Data excerpts:

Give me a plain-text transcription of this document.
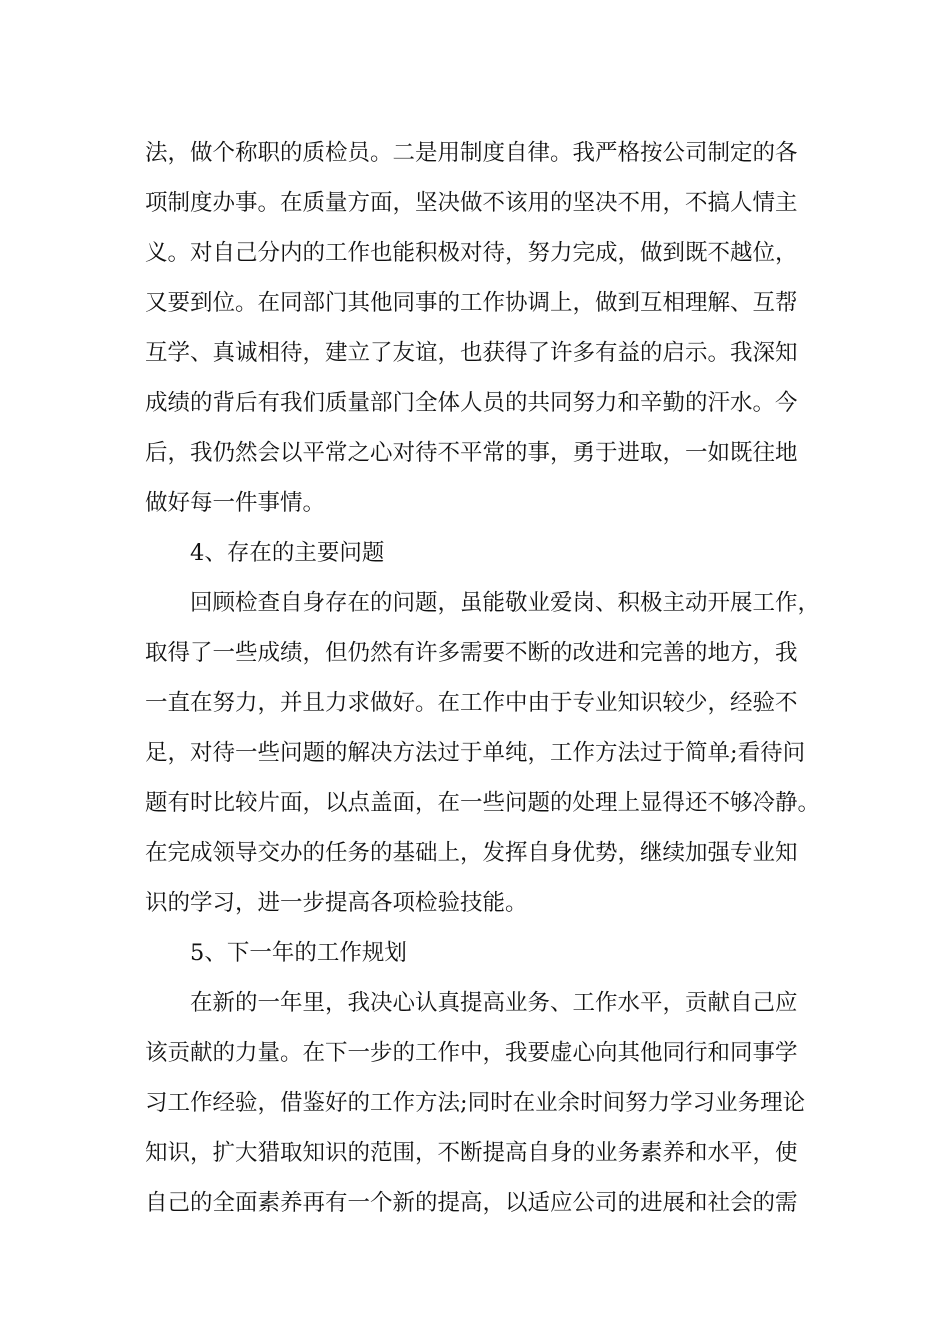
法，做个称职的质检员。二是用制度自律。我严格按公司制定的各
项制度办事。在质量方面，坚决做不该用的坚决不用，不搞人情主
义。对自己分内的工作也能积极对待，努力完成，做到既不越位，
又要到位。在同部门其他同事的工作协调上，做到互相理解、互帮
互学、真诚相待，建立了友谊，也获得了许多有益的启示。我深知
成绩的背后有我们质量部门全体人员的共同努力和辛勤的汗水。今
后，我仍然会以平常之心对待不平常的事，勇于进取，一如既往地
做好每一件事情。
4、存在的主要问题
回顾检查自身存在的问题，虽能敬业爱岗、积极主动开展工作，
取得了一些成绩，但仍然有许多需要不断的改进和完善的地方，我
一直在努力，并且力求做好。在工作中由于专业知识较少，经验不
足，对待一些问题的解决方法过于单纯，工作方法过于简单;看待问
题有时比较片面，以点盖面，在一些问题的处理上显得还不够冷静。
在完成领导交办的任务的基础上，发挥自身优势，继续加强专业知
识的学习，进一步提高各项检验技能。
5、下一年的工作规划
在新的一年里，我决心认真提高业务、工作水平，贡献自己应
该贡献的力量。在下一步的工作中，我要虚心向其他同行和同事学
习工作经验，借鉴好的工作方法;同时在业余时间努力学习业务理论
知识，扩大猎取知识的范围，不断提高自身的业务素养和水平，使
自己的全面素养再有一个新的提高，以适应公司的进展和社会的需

EXERCISE OBJECTIVE →
All of the entries need to be transcribed word for word; pictures are left out.

TASK RESULT →
Give me a plain-text transcription of this document.
法，做个称职的质检员。二是用制度自律。我严格按公司制定的各
项制度办事。在质量方面，坚决做不该用的坚决不用，不搞人情主
义。对自己分内的工作也能积极对待，努力完成，做到既不越位，
又要到位。在同部门其他同事的工作协调上，做到互相理解、互帮
互学、真诚相待，建立了友谊，也获得了许多有益的启示。我深知
成绩的背后有我们质量部门全体人员的共同努力和辛勤的汗水。今
后，我仍然会以平常之心对待不平常的事，勇于进取，一如既往地
做好每一件事情。
4、存在的主要问题
回顾检查自身存在的问题，虽能敬业爱岗、积极主动开展工作，
取得了一些成绩，但仍然有许多需要不断的改进和完善的地方，我
一直在努力，并且力求做好。在工作中由于专业知识较少，经验不
足，对待一些问题的解决方法过于单纯，工作方法过于简单;看待问
题有时比较片面，以点盖面，在一些问题的处理上显得还不够冷静。
在完成领导交办的任务的基础上，发挥自身优势，继续加强专业知
识的学习，进一步提高各项检验技能。
5、下一年的工作规划
在新的一年里，我决心认真提高业务、工作水平，贡献自己应
该贡献的力量。在下一步的工作中，我要虚心向其他同行和同事学
习工作经验，借鉴好的工作方法;同时在业余时间努力学习业务理论
知识，扩大猎取知识的范围，不断提高自身的业务素养和水平，使
自己的全面素养再有一个新的提高，以适应公司的进展和社会的需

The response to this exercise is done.